Description of the task – Give only the number of lines that hold the word "door".

-- Begin Records for the exercise --

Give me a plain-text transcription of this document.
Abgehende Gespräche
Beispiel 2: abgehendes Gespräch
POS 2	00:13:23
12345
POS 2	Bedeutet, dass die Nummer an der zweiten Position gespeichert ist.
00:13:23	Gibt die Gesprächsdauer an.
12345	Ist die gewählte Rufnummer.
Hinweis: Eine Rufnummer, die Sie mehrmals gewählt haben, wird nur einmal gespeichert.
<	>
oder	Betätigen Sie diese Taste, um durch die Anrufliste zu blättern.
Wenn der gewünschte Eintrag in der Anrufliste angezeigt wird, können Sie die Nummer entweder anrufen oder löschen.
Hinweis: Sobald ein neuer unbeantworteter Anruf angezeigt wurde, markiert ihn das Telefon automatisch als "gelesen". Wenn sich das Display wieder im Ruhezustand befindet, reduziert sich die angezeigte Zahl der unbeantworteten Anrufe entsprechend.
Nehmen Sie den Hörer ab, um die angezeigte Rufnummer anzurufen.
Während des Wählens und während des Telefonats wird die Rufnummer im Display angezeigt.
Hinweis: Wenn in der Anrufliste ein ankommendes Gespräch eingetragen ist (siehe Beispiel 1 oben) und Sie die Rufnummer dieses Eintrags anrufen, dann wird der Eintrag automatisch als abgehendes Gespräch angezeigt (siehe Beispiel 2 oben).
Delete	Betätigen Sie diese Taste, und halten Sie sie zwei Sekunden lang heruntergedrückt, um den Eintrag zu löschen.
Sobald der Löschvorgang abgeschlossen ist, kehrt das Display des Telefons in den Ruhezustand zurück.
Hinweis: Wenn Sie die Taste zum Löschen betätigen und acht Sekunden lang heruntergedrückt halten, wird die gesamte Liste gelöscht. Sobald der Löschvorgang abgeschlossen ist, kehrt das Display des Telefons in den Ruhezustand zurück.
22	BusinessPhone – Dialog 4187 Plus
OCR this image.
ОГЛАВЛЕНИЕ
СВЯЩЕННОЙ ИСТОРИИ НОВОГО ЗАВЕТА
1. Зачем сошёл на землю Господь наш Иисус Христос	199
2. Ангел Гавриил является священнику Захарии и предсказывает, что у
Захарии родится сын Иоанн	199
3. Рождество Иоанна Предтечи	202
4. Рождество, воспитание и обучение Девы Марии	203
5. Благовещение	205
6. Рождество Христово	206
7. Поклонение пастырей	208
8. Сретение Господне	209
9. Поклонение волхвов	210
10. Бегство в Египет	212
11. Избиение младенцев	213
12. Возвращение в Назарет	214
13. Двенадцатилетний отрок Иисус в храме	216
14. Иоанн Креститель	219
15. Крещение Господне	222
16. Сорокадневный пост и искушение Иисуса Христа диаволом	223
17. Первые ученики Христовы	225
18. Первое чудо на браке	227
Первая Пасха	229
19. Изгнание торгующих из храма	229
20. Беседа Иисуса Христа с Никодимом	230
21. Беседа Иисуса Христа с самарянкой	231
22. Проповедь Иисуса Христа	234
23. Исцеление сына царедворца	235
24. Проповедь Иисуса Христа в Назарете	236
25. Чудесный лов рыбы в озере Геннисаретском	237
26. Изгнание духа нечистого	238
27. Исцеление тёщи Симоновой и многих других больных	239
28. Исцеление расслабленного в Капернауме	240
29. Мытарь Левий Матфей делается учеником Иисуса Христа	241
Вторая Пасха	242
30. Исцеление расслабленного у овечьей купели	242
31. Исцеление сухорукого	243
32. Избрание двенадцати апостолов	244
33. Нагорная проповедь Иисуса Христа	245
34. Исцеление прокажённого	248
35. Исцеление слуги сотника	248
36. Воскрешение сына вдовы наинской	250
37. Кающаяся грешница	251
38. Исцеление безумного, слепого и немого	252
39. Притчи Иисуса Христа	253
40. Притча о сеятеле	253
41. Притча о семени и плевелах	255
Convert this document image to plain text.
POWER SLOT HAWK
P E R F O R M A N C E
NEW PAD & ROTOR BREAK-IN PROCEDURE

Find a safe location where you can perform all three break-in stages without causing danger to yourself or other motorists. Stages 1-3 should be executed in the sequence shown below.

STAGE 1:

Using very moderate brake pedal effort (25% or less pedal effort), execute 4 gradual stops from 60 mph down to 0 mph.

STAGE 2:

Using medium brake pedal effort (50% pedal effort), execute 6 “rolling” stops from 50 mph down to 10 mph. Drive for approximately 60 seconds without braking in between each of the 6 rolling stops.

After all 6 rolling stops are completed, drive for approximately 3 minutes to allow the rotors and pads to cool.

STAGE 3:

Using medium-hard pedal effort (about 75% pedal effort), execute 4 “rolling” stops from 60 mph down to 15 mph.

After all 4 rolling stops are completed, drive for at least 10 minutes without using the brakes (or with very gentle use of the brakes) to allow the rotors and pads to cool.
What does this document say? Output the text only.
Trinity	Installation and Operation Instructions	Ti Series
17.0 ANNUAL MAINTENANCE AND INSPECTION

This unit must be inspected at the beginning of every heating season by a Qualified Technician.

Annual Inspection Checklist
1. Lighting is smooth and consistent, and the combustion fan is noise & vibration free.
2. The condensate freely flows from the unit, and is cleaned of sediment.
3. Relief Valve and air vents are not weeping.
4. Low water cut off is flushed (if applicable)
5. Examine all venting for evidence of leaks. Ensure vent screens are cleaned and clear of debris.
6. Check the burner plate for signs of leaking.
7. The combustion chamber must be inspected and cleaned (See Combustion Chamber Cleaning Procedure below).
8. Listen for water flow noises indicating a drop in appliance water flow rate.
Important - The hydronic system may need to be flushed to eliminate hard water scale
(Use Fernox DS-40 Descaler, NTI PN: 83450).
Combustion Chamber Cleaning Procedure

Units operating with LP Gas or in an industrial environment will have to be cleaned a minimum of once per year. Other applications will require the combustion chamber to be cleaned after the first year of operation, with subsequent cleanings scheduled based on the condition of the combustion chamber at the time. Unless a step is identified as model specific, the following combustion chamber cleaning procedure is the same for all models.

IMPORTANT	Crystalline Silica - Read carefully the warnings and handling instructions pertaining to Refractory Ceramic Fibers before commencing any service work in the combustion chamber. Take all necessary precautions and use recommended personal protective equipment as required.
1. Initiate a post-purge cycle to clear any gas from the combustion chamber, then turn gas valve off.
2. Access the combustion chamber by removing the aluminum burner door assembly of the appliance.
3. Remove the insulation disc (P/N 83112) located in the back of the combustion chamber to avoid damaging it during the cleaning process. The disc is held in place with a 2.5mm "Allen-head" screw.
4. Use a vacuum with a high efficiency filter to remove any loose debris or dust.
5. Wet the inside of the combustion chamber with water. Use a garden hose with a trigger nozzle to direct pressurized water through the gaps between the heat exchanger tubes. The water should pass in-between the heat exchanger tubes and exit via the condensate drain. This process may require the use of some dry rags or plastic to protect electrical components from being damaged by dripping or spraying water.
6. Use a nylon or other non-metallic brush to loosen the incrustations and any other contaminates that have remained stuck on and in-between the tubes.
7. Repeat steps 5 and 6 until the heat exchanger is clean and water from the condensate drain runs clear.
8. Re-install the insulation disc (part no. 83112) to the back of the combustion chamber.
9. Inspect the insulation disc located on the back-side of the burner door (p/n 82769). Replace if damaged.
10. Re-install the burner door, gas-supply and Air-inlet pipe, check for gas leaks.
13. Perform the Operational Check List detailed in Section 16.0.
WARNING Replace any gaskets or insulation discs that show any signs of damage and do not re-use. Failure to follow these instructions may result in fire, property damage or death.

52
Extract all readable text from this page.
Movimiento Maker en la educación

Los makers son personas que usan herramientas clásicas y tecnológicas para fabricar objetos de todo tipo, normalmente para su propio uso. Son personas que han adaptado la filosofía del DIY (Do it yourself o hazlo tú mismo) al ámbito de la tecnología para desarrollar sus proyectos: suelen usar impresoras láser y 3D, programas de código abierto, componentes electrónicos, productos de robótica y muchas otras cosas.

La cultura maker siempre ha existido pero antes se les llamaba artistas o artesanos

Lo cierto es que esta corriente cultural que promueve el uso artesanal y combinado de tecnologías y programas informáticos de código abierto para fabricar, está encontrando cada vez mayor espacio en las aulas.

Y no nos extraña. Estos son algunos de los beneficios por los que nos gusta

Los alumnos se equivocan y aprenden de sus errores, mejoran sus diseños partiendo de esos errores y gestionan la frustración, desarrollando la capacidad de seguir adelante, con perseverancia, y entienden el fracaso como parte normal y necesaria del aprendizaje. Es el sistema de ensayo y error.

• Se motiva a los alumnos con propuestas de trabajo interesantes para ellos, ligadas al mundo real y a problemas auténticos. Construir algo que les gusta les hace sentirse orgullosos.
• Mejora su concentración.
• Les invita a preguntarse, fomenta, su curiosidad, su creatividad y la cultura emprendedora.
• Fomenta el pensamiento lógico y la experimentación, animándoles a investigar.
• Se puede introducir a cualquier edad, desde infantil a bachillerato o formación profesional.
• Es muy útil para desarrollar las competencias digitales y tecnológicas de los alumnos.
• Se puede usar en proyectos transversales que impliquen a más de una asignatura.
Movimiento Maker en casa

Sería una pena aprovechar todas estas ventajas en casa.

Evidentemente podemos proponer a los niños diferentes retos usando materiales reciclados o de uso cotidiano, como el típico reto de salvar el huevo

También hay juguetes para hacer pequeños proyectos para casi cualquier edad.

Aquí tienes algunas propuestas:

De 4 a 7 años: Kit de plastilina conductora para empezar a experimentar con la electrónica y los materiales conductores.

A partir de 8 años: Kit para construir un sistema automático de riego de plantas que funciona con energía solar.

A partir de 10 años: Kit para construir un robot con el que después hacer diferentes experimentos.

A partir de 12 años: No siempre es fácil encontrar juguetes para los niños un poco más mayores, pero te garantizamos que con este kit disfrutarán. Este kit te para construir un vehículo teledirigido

-- End Records for the exercise --

Final answer – 3